GIVEN INSTRUCTION
Return the records word for word. Any pictures in them are not part of the copy.

-------- INFORMATION PROVIDED

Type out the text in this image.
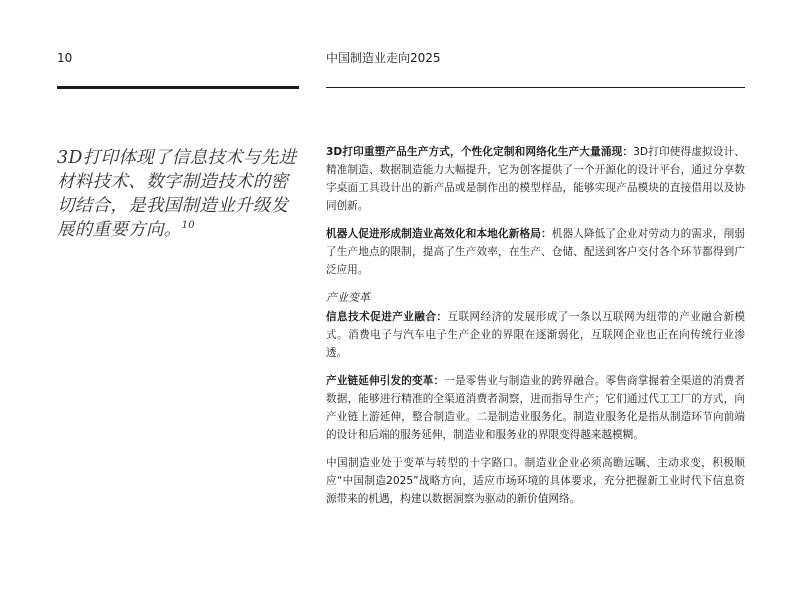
10	中国制造业走向2025
3D打印体现了信息技术与先进材料技术、数字制造技术的密切结合，是我国制造业升级发展的重要方向。$^{10}$

3D打印重塑产品生产方式，个性化定制和网络化生产大量涌现：3D打印使得虚拟设计、精准制造、数据制造能力大幅提升，它为创客提供了一个开源化的设计平台，通过分享数字桌面工具设计出的新产品或是制作出的模型样品，能够实现产品模块的直接借用以及协同创新。

机器人促进形成制造业高效化和本地化新格局：机器人降低了企业对劳动力的需求，削弱了生产地点的限制，提高了生产效率，在生产、仓储、配送到客户交付各个环节都得到广泛应用。

产业变革

信息技术促进产业融合：互联网经济的发展形成了一条以互联网为纽带的产业融合新模式。消费电子与汽车电子生产企业的界限在逐渐弱化，互联网企业也正在向传统行业渗透。

产业链延伸引发的变革：一是零售业与制造业的跨界融合。零售商掌握着全渠道的消费者数据，能够进行精准的全渠道消费者洞察，进而指导生产；它们通过代工工厂的方式，向产业链上游延伸，整合制造业。二是制造业服务化。制造业服务化是指从制造环节向前端的设计和后端的服务延伸，制造业和服务业的界限变得越来越模糊。

中国制造业处于变革与转型的十字路口。制造业企业必须高瞻远瞩、主动求变，积极顺应“中国制造2025”战略方向，适应市场环境的具体要求，充分把握新工业时代下信息资源带来的机遇，构建以数据洞察为驱动的新价值网络。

----------------

FINAL RESULT
Type out the text in this image.
10	中国制造业走向2025
3D打印体现了信息技术与先进材料技术、数字制造技术的密切结合，是我国制造业升级发展的重要方向。$^{10}$

3D打印重塑产品生产方式，个性化定制和网络化生产大量涌现：3D打印使得虚拟设计、精准制造、数据制造能力大幅提升，它为创客提供了一个开源化的设计平台，通过分享数字桌面工具设计出的新产品或是制作出的模型样品，能够实现产品模块的直接借用以及协同创新。

机器人促进形成制造业高效化和本地化新格局：机器人降低了企业对劳动力的需求，削弱了生产地点的限制，提高了生产效率，在生产、仓储、配送到客户交付各个环节都得到广泛应用。

产业变革

信息技术促进产业融合：互联网经济的发展形成了一条以互联网为纽带的产业融合新模式。消费电子与汽车电子生产企业的界限在逐渐弱化，互联网企业也正在向传统行业渗透。

产业链延伸引发的变革：一是零售业与制造业的跨界融合。零售商掌握着全渠道的消费者数据，能够进行精准的全渠道消费者洞察，进而指导生产；它们通过代工工厂的方式，向产业链上游延伸，整合制造业。二是制造业服务化。制造业服务化是指从制造环节向前端的设计和后端的服务延伸，制造业和服务业的界限变得越来越模糊。

中国制造业处于变革与转型的十字路口。制造业企业必须高瞻远瞩、主动求变，积极顺应“中国制造2025”战略方向，适应市场环境的具体要求，充分把握新工业时代下信息资源带来的机遇，构建以数据洞察为驱动的新价值网络。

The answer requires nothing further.